REQUIREMENTS »
Can you find the lines of the listing that include "กษาของว" and copy every one?
------------
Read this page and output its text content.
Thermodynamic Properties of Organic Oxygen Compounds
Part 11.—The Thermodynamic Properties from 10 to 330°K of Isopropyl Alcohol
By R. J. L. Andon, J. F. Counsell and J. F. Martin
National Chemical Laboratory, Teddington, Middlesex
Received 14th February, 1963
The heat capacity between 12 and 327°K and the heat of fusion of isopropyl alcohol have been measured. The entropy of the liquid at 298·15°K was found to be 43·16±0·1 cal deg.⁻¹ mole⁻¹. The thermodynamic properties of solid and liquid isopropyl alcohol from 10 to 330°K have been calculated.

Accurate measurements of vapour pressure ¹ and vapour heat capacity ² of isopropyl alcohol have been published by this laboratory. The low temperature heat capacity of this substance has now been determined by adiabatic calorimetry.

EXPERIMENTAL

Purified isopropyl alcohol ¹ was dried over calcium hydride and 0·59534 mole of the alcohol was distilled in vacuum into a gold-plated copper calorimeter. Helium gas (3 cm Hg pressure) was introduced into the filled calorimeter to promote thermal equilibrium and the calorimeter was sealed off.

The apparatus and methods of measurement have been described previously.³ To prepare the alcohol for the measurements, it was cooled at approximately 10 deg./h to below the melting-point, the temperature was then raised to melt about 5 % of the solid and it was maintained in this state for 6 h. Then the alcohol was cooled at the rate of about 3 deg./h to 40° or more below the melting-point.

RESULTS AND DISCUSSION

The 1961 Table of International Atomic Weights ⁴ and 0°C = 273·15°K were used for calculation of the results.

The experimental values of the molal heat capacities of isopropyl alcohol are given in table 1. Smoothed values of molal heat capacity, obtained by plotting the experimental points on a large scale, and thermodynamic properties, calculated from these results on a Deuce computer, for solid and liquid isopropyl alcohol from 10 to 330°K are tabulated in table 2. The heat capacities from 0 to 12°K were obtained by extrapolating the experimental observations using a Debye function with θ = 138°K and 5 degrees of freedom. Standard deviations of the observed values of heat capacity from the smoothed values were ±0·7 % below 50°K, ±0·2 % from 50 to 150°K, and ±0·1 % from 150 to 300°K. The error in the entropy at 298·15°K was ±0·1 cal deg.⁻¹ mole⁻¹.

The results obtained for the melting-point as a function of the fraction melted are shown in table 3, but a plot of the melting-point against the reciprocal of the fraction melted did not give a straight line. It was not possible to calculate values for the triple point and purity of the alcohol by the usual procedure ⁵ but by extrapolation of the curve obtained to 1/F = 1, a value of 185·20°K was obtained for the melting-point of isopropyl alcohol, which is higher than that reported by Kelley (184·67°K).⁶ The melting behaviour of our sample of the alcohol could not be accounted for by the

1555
------------
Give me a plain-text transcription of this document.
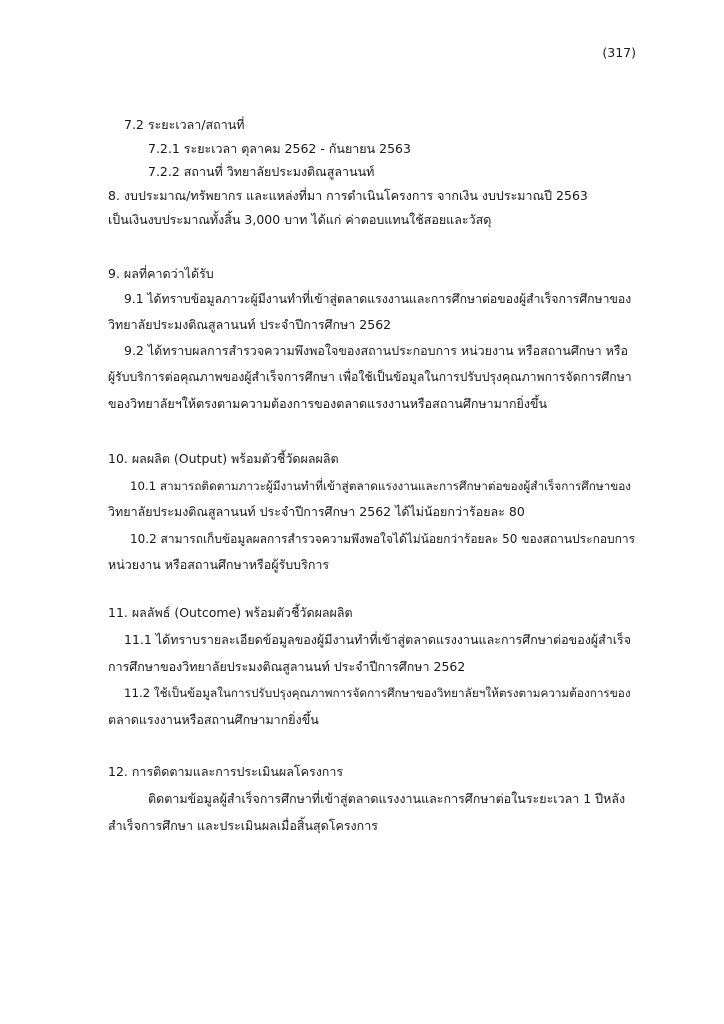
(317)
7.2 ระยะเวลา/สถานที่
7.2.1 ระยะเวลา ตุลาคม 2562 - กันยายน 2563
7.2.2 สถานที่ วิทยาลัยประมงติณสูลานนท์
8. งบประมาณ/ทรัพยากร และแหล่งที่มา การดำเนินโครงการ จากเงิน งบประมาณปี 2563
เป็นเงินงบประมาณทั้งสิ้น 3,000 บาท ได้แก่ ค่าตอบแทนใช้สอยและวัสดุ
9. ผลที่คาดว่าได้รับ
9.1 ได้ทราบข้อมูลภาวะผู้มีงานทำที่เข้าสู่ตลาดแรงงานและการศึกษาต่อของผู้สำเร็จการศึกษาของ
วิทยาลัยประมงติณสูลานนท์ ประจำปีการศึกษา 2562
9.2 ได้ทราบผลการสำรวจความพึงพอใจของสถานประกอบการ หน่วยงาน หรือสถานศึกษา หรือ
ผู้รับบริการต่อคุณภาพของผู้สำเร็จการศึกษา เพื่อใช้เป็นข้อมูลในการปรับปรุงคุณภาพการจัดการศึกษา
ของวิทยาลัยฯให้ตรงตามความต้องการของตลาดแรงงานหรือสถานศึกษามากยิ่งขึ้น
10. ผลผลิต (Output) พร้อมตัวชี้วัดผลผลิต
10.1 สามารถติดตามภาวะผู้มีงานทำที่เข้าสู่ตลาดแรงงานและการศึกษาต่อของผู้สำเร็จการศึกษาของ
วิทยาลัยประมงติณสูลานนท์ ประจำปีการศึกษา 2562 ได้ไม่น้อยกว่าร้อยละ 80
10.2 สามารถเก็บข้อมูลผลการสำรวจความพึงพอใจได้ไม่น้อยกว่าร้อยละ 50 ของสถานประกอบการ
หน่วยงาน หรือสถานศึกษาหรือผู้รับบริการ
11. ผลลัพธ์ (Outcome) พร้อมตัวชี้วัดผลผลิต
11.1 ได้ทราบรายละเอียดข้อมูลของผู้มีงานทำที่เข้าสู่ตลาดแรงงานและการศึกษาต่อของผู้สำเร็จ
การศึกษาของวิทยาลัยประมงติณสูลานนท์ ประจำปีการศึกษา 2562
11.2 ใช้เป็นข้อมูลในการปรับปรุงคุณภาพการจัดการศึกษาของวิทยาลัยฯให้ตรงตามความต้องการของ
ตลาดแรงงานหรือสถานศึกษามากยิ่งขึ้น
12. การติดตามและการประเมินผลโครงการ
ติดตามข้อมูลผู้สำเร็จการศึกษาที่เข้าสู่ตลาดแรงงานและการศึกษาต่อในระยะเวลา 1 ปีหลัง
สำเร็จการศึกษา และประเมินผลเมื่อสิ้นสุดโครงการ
------------
EXERCISE RESULT »
การศึกษาของวิทยาลัยประมงติณสูลานนท์ ประจำปีการศึกษา 2562
11.2 ใช้เป็นข้อมูลในการปรับปรุงคุณภาพการจัดการศึกษาของวิทยาลัยฯให้ตรงตามความต้องการของ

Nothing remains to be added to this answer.